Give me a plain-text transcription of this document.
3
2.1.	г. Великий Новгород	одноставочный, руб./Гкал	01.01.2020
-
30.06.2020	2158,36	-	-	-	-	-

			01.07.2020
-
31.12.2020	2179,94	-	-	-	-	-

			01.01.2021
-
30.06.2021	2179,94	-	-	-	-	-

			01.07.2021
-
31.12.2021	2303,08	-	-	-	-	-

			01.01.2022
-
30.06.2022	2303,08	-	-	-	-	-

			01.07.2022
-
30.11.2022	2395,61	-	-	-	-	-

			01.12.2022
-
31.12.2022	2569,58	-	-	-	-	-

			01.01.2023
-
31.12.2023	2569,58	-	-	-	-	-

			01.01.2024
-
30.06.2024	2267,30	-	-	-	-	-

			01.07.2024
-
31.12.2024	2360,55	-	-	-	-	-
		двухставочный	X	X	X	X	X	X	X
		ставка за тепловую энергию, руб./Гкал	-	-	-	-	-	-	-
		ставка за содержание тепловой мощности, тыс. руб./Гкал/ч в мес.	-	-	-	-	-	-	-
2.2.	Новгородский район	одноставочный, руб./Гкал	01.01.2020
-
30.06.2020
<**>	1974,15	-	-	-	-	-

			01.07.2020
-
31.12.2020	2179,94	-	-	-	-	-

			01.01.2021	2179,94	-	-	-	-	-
──────────
▶ _TO BE DONE_:
Using the material above, report each line where "Гкал" occurs.

▶ _ANSWER TO THIS PROBLEM_:
2.1.	г. Великий Новгород	одноставочный, руб./Гкал	01.01.2020
		ставка за тепловую энергию, руб./Гкал	-	-	-	-	-	-	-
		ставка за содержание тепловой мощности, тыс. руб./Гкал/ч в мес.	-	-	-	-	-	-	-
2.2.	Новгородский район	одноставочный, руб./Гкал	01.01.2020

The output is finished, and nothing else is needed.